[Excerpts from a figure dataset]
* Start *

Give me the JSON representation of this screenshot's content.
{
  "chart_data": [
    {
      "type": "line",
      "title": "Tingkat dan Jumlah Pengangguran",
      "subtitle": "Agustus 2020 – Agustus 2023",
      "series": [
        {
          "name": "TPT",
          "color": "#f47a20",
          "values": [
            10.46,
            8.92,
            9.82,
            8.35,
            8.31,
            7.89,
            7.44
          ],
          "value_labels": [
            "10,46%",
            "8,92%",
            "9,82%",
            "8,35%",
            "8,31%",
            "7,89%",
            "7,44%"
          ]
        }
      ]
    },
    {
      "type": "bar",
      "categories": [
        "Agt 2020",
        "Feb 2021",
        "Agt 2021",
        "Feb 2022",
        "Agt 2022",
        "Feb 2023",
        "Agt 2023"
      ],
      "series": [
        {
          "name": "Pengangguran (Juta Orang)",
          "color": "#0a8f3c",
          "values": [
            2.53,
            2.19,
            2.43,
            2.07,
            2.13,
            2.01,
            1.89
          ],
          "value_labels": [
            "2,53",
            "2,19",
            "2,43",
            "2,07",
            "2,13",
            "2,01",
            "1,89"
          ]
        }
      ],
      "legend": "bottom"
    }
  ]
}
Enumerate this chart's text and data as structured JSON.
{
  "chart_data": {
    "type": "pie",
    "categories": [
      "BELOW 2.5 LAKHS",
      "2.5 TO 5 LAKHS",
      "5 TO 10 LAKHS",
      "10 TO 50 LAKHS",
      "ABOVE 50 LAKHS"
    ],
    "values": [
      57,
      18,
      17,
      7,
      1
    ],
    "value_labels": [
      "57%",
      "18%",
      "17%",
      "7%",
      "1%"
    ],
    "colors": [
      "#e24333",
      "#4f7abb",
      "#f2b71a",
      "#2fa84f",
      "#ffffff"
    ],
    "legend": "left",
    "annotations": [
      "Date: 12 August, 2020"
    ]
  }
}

* End *

### GOAL
Report all lines of the material that contain the word "JSON".

### ANSWER TO THE TASK
Give me the JSON representation of this screenshot's content.
Enumerate this chart's text and data as structured JSON.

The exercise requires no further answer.